━━━ Dataset

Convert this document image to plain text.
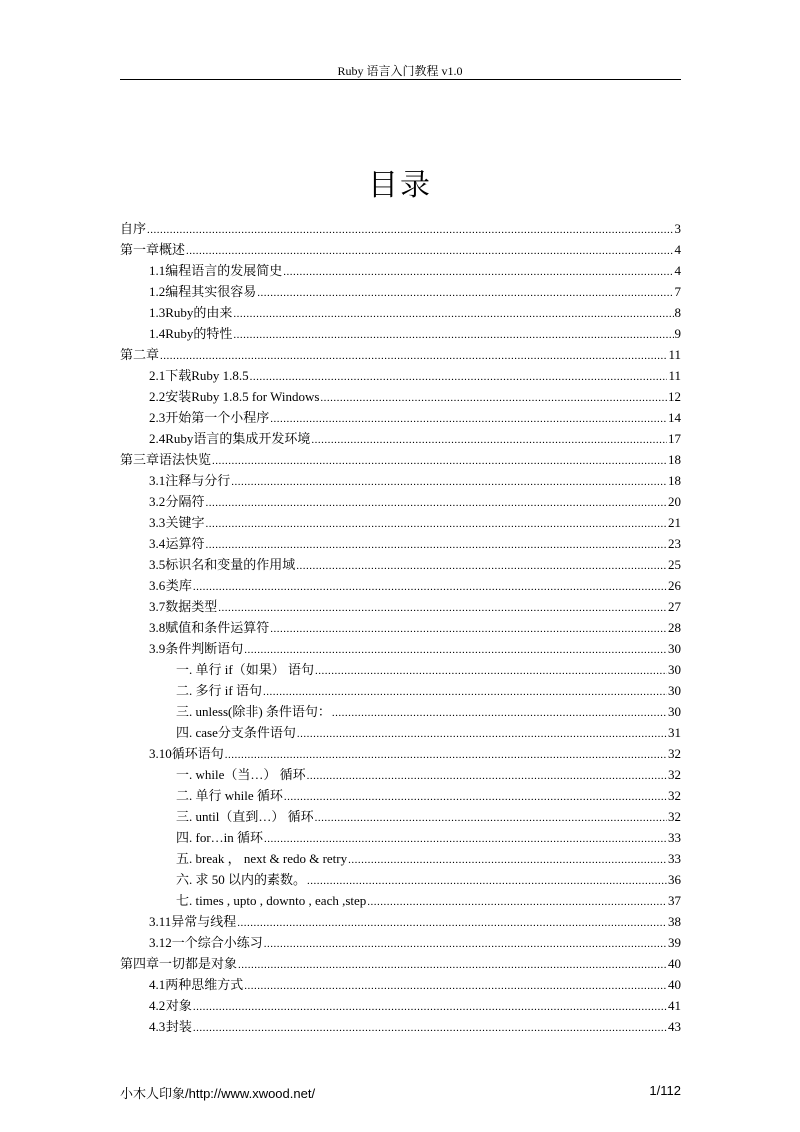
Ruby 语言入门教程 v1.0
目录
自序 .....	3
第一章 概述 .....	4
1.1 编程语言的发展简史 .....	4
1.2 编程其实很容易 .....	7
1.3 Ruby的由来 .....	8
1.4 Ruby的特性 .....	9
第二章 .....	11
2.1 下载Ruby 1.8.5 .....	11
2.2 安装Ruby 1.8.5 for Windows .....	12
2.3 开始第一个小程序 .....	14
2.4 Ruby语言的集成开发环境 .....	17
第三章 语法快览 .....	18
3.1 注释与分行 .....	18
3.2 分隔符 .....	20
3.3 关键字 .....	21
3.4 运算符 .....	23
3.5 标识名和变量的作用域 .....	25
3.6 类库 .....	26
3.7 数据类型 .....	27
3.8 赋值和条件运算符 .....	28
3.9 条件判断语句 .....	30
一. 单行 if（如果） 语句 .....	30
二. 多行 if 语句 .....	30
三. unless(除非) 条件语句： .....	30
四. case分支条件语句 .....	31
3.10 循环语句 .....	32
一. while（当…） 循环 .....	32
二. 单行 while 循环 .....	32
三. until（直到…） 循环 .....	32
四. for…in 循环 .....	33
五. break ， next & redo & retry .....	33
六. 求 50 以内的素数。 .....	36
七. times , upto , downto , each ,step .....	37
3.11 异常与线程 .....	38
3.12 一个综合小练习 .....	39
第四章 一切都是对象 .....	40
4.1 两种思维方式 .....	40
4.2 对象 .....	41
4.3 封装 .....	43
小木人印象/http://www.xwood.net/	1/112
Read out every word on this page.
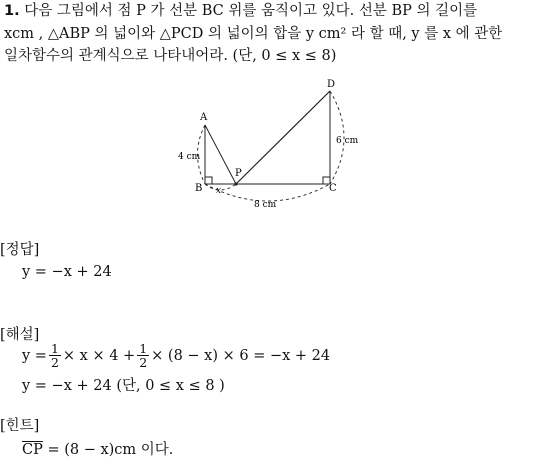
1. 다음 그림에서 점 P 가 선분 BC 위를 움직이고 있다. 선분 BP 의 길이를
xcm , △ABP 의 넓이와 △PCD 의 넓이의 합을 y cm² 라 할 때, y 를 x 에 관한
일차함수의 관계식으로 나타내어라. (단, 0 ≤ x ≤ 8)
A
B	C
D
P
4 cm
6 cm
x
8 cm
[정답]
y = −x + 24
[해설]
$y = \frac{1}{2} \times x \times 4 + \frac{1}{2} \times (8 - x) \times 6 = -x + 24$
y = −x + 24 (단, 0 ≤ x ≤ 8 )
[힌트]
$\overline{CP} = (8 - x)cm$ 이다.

━━━━━━

» What is being asked
Print the listing above in full, exactly as written. Omit any pictures.

» Solution for this exercise
Convert this document image to plain text.
Ruby 语言入门教程 v1.0
目录
自序 .....	3
第一章 概述 .....	4
1.1 编程语言的发展简史 .....	4
1.2 编程其实很容易 .....	7
1.3 Ruby的由来 .....	8
1.4 Ruby的特性 .....	9
第二章 .....	11
2.1 下载Ruby 1.8.5 .....	11
2.2 安装Ruby 1.8.5 for Windows .....	12
2.3 开始第一个小程序 .....	14
2.4 Ruby语言的集成开发环境 .....	17
第三章 语法快览 .....	18
3.1 注释与分行 .....	18
3.2 分隔符 .....	20
3.3 关键字 .....	21
3.4 运算符 .....	23
3.5 标识名和变量的作用域 .....	25
3.6 类库 .....	26
3.7 数据类型 .....	27
3.8 赋值和条件运算符 .....	28
3.9 条件判断语句 .....	30
一. 单行 if（如果） 语句 .....	30
二. 多行 if 语句 .....	30
三. unless(除非) 条件语句： .....	30
四. case分支条件语句 .....	31
3.10 循环语句 .....	32
一. while（当…） 循环 .....	32
二. 单行 while 循环 .....	32
三. until（直到…） 循环 .....	32
四. for…in 循环 .....	33
五. break ， next & redo & retry .....	33
六. 求 50 以内的素数。 .....	36
七. times , upto , downto , each ,step .....	37
3.11 异常与线程 .....	38
3.12 一个综合小练习 .....	39
第四章 一切都是对象 .....	40
4.1 两种思维方式 .....	40
4.2 对象 .....	41
4.3 封装 .....	43
小木人印象/http://www.xwood.net/	1/112
Read out every word on this page.
1. 다음 그림에서 점 P 가 선분 BC 위를 움직이고 있다. 선분 BP 의 길이를
xcm , △ABP 의 넓이와 △PCD 의 넓이의 합을 y cm² 라 할 때, y 를 x 에 관한
일차함수의 관계식으로 나타내어라. (단, 0 ≤ x ≤ 8)
A
B	C
D
P
4 cm
6 cm
x
8 cm
[정답]
y = −x + 24
[해설]
$y = \frac{1}{2} \times x \times 4 + \frac{1}{2} \times (8 - x) \times 6 = -x + 24$
y = −x + 24 (단, 0 ≤ x ≤ 8 )
[힌트]
$\overline{CP} = (8 - x)cm$ 이다.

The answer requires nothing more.